[Records from a data collection]
++++++++++
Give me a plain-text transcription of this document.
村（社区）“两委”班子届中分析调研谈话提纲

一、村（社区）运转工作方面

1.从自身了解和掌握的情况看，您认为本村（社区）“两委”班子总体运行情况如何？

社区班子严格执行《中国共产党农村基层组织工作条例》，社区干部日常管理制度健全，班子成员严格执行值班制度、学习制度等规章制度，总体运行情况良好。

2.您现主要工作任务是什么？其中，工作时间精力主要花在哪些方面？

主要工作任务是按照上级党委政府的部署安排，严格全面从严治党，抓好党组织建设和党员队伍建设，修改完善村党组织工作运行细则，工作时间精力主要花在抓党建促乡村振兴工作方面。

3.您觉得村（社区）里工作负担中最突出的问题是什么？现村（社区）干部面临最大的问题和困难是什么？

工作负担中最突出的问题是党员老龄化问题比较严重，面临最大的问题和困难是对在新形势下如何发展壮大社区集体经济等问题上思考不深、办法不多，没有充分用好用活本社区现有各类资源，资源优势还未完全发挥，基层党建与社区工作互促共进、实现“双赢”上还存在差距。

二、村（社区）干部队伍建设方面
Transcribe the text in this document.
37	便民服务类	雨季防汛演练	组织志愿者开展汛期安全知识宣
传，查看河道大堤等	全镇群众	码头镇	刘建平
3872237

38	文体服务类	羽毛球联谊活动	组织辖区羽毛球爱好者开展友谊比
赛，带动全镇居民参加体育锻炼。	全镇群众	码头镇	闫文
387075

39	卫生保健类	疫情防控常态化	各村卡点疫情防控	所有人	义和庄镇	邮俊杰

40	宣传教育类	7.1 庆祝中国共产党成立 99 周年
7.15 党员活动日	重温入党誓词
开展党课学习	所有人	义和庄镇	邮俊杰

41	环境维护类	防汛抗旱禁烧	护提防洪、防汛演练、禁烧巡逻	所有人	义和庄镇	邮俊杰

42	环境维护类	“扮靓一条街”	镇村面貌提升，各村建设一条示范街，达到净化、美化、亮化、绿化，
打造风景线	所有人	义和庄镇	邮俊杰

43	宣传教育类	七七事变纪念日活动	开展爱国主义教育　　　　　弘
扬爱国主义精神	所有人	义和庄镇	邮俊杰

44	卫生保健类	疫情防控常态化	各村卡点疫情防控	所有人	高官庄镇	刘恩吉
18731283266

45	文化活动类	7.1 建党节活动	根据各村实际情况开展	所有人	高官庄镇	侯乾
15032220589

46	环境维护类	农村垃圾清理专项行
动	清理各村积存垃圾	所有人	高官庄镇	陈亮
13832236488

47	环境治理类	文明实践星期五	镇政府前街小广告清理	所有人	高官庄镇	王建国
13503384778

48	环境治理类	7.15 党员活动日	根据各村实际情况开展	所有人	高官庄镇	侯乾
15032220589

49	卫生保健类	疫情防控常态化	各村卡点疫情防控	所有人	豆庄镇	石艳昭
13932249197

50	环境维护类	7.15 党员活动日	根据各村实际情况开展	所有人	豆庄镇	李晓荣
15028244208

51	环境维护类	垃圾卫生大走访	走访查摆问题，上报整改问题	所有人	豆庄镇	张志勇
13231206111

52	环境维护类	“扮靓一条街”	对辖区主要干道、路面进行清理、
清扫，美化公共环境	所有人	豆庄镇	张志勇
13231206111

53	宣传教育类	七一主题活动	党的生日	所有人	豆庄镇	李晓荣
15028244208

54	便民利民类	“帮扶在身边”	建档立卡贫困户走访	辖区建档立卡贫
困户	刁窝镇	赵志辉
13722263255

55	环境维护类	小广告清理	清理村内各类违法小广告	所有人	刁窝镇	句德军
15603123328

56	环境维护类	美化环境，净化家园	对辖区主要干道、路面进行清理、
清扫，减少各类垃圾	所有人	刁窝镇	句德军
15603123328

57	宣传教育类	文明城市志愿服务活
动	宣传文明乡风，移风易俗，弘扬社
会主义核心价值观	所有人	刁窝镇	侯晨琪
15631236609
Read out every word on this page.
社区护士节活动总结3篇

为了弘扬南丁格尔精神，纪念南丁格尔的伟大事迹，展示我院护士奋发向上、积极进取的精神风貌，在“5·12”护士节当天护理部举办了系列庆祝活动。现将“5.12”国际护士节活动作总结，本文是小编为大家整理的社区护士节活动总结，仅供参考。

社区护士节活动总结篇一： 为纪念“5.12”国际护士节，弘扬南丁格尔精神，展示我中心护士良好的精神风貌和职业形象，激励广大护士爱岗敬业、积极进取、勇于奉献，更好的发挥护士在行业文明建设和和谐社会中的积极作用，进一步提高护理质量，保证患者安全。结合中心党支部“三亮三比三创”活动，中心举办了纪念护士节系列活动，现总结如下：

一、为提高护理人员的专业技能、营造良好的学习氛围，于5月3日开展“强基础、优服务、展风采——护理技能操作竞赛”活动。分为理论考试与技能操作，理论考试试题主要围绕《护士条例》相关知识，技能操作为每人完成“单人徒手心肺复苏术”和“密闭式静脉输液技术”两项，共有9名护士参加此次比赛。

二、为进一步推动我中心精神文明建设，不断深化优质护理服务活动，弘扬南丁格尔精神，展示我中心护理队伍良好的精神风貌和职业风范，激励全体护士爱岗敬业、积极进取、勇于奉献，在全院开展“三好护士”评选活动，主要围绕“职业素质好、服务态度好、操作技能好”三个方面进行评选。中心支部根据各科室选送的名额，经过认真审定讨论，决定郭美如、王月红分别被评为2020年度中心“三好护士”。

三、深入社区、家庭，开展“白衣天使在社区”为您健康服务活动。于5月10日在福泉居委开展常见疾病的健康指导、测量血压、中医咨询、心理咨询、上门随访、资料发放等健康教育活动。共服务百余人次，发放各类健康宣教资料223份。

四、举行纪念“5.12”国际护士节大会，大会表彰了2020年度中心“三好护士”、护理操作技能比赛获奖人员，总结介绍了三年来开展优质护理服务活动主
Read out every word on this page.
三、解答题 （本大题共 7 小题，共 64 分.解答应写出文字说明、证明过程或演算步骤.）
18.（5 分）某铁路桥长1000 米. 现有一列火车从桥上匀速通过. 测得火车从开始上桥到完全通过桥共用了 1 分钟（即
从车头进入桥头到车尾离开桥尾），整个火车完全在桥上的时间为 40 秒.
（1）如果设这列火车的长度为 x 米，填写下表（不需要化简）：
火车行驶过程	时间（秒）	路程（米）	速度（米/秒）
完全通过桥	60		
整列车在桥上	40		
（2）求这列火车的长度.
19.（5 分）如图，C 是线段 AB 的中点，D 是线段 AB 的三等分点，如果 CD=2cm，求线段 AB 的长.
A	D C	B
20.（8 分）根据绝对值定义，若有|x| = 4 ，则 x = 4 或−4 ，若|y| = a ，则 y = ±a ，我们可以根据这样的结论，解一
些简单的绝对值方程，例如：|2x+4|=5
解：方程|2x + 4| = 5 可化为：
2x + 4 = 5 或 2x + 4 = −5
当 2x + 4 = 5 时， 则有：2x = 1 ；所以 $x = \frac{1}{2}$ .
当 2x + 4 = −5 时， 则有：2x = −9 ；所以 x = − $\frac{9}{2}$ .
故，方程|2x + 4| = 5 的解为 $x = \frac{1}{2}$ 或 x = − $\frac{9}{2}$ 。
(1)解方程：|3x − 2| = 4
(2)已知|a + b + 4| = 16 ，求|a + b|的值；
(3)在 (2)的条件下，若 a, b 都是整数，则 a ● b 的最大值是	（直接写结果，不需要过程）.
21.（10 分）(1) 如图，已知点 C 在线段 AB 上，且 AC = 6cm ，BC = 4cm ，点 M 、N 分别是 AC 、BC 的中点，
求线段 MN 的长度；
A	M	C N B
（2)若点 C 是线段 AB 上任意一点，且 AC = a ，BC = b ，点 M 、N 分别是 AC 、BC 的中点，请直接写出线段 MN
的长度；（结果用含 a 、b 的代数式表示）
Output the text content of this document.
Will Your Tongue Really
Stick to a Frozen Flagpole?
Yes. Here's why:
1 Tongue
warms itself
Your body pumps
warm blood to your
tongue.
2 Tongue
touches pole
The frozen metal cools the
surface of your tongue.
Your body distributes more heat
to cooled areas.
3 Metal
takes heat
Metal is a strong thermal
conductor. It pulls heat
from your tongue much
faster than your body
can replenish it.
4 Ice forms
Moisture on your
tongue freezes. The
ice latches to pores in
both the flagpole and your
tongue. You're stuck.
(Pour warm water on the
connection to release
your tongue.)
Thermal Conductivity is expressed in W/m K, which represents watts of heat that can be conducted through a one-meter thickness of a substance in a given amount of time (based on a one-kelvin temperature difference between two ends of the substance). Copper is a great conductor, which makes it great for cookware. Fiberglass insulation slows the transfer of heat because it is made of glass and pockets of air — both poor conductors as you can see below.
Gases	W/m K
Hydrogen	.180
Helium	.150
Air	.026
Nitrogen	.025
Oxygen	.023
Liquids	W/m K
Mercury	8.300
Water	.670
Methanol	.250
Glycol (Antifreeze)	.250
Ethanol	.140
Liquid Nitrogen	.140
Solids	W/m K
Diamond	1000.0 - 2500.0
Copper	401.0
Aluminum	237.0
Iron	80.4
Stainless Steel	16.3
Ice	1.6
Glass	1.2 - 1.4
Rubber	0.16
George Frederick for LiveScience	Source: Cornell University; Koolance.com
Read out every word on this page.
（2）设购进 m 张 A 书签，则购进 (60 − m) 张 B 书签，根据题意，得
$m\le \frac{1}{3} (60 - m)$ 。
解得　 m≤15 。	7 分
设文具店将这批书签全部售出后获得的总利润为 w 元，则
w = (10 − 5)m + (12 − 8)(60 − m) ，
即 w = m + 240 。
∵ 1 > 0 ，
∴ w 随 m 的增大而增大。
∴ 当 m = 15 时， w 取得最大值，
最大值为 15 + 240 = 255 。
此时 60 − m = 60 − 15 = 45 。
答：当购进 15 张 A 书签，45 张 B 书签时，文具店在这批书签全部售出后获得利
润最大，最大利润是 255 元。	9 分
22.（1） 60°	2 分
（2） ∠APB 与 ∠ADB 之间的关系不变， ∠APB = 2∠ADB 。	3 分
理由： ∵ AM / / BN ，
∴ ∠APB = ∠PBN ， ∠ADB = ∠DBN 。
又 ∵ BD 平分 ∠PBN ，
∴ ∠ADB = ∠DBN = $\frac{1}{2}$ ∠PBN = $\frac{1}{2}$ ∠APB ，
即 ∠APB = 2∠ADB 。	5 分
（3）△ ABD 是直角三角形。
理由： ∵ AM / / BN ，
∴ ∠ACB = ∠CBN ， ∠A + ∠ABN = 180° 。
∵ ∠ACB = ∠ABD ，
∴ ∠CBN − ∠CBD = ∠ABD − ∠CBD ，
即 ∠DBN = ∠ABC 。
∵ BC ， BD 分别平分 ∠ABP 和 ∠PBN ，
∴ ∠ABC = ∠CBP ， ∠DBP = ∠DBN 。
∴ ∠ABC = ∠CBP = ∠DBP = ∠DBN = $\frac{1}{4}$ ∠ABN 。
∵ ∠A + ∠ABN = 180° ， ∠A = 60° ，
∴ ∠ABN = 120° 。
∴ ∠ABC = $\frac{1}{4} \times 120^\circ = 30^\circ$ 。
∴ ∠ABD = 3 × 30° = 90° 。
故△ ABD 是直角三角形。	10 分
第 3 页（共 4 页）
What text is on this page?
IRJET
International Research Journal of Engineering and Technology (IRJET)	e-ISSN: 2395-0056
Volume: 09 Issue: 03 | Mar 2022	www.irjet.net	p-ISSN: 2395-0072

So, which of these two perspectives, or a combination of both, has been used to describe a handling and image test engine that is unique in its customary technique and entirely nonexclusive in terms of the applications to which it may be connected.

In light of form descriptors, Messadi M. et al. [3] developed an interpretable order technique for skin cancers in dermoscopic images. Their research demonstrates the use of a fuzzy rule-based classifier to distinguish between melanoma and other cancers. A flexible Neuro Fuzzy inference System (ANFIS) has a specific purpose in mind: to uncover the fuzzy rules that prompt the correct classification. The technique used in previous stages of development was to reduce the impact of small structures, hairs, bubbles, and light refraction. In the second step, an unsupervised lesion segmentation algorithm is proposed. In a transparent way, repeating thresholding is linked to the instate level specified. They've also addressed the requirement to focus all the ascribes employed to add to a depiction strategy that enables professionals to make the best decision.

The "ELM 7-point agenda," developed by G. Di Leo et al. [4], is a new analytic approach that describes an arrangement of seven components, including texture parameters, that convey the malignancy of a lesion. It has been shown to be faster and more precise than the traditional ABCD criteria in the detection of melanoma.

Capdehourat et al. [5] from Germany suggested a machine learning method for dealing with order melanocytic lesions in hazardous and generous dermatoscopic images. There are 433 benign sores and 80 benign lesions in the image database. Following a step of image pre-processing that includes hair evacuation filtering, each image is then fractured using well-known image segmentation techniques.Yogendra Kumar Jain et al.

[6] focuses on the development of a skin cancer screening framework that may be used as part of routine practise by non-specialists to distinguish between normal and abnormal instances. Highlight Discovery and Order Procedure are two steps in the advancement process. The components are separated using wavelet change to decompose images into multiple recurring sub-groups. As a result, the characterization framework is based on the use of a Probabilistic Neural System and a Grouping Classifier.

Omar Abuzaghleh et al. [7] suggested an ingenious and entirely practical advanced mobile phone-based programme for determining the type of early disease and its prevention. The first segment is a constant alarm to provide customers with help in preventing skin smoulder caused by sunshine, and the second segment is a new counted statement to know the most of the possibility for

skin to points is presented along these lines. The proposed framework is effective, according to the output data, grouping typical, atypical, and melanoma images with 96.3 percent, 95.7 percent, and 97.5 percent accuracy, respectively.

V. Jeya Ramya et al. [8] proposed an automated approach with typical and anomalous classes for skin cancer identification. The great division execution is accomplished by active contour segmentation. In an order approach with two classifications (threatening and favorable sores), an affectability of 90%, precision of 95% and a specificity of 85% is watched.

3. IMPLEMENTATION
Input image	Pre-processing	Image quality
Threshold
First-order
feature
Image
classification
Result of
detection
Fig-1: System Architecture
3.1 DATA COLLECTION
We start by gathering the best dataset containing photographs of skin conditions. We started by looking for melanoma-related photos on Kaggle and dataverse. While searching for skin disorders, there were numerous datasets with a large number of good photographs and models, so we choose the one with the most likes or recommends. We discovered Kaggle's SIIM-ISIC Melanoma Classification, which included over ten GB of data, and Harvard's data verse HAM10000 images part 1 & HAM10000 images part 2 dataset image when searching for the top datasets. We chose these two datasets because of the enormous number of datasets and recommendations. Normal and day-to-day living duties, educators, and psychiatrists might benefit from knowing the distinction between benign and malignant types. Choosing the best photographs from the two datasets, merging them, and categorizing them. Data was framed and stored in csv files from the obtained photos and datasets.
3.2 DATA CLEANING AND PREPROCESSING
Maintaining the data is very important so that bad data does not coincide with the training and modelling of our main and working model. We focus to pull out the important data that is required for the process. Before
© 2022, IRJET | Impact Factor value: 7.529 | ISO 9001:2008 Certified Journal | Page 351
++++++++++
* Instructions to follow *
Work out the number of lines in this listing that include the word "part". Reply with that number only.

* Worked solution *
2